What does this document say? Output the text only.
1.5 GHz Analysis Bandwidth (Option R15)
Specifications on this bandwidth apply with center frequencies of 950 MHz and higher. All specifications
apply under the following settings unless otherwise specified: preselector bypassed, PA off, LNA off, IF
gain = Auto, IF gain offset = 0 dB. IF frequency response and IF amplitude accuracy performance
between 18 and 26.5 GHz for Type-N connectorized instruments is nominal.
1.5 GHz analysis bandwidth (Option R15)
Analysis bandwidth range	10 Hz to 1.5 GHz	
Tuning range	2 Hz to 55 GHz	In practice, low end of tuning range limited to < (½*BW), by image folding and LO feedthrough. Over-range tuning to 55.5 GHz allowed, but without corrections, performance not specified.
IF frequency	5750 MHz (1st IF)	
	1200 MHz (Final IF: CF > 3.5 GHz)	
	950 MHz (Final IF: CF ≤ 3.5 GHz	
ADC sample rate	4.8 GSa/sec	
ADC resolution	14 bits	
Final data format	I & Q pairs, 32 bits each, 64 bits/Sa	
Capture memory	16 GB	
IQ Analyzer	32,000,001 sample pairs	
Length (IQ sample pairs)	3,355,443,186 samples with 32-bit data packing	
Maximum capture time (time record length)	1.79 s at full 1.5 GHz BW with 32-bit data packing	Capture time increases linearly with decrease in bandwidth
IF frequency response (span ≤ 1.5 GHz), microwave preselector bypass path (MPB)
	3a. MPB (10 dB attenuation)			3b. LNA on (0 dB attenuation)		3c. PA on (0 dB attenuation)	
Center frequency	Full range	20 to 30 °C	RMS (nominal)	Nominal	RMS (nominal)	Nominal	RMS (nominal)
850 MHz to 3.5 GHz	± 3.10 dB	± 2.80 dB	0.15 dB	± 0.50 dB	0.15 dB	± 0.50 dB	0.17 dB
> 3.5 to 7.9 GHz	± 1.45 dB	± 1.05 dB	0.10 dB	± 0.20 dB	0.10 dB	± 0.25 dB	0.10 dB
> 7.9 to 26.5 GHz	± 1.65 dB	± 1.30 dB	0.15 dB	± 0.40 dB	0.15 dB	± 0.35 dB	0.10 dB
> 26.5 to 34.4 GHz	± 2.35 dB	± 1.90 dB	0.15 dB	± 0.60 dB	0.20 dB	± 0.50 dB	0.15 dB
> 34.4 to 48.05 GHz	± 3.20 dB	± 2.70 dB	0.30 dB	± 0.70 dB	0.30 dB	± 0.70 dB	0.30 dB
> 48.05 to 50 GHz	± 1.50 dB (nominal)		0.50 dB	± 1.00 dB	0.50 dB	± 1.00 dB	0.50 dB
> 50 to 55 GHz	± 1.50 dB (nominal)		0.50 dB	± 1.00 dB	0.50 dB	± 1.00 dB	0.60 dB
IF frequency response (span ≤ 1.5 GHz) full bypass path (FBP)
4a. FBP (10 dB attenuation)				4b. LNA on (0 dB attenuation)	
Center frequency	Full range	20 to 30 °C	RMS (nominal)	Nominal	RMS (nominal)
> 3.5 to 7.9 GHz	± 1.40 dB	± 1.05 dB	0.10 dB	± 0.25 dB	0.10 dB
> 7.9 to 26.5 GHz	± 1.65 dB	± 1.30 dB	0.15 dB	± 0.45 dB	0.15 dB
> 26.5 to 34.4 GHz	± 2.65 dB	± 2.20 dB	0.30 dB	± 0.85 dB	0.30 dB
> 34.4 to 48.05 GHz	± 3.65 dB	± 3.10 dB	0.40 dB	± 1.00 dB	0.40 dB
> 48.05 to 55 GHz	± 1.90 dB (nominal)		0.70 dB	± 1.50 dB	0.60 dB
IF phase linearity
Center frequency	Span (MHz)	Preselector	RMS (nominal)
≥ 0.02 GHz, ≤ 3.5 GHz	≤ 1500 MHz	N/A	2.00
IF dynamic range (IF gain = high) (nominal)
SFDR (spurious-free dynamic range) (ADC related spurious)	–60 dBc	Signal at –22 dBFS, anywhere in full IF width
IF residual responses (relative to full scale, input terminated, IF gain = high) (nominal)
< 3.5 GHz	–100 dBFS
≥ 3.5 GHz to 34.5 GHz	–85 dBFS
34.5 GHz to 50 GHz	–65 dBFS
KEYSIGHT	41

* * * * * * *

__Given problem__
Transcribe all of the material exactly. Omit nothing.

__The reply__
What does this document say? Output the text only.
1.5 GHz Analysis Bandwidth (Option R15)
Specifications on this bandwidth apply with center frequencies of 950 MHz and higher. All specifications
apply under the following settings unless otherwise specified: preselector bypassed, PA off, LNA off, IF
gain = Auto, IF gain offset = 0 dB. IF frequency response and IF amplitude accuracy performance
between 18 and 26.5 GHz for Type-N connectorized instruments is nominal.
1.5 GHz analysis bandwidth (Option R15)
Analysis bandwidth range	10 Hz to 1.5 GHz	
Tuning range	2 Hz to 55 GHz	In practice, low end of tuning range limited to < (½*BW), by image folding and LO feedthrough. Over-range tuning to 55.5 GHz allowed, but without corrections, performance not specified.
IF frequency	5750 MHz (1st IF)	
	1200 MHz (Final IF: CF > 3.5 GHz)	
	950 MHz (Final IF: CF ≤ 3.5 GHz	
ADC sample rate	4.8 GSa/sec	
ADC resolution	14 bits	
Final data format	I & Q pairs, 32 bits each, 64 bits/Sa	
Capture memory	16 GB	
IQ Analyzer	32,000,001 sample pairs	
Length (IQ sample pairs)	3,355,443,186 samples with 32-bit data packing	
Maximum capture time (time record length)	1.79 s at full 1.5 GHz BW with 32-bit data packing	Capture time increases linearly with decrease in bandwidth
IF frequency response (span ≤ 1.5 GHz), microwave preselector bypass path (MPB)
	3a. MPB (10 dB attenuation)			3b. LNA on (0 dB attenuation)		3c. PA on (0 dB attenuation)	
Center frequency	Full range	20 to 30 °C	RMS (nominal)	Nominal	RMS (nominal)	Nominal	RMS (nominal)
850 MHz to 3.5 GHz	± 3.10 dB	± 2.80 dB	0.15 dB	± 0.50 dB	0.15 dB	± 0.50 dB	0.17 dB
> 3.5 to 7.9 GHz	± 1.45 dB	± 1.05 dB	0.10 dB	± 0.20 dB	0.10 dB	± 0.25 dB	0.10 dB
> 7.9 to 26.5 GHz	± 1.65 dB	± 1.30 dB	0.15 dB	± 0.40 dB	0.15 dB	± 0.35 dB	0.10 dB
> 26.5 to 34.4 GHz	± 2.35 dB	± 1.90 dB	0.15 dB	± 0.60 dB	0.20 dB	± 0.50 dB	0.15 dB
> 34.4 to 48.05 GHz	± 3.20 dB	± 2.70 dB	0.30 dB	± 0.70 dB	0.30 dB	± 0.70 dB	0.30 dB
> 48.05 to 50 GHz	± 1.50 dB (nominal)		0.50 dB	± 1.00 dB	0.50 dB	± 1.00 dB	0.50 dB
> 50 to 55 GHz	± 1.50 dB (nominal)		0.50 dB	± 1.00 dB	0.50 dB	± 1.00 dB	0.60 dB
IF frequency response (span ≤ 1.5 GHz) full bypass path (FBP)
4a. FBP (10 dB attenuation)				4b. LNA on (0 dB attenuation)	
Center frequency	Full range	20 to 30 °C	RMS (nominal)	Nominal	RMS (nominal)
> 3.5 to 7.9 GHz	± 1.40 dB	± 1.05 dB	0.10 dB	± 0.25 dB	0.10 dB
> 7.9 to 26.5 GHz	± 1.65 dB	± 1.30 dB	0.15 dB	± 0.45 dB	0.15 dB
> 26.5 to 34.4 GHz	± 2.65 dB	± 2.20 dB	0.30 dB	± 0.85 dB	0.30 dB
> 34.4 to 48.05 GHz	± 3.65 dB	± 3.10 dB	0.40 dB	± 1.00 dB	0.40 dB
> 48.05 to 55 GHz	± 1.90 dB (nominal)		0.70 dB	± 1.50 dB	0.60 dB
IF phase linearity
Center frequency	Span (MHz)	Preselector	RMS (nominal)
≥ 0.02 GHz, ≤ 3.5 GHz	≤ 1500 MHz	N/A	2.00
IF dynamic range (IF gain = high) (nominal)
SFDR (spurious-free dynamic range) (ADC related spurious)	–60 dBc	Signal at –22 dBFS, anywhere in full IF width
IF residual responses (relative to full scale, input terminated, IF gain = high) (nominal)
< 3.5 GHz	–100 dBFS
≥ 3.5 GHz to 34.5 GHz	–85 dBFS
34.5 GHz to 50 GHz	–65 dBFS
KEYSIGHT	41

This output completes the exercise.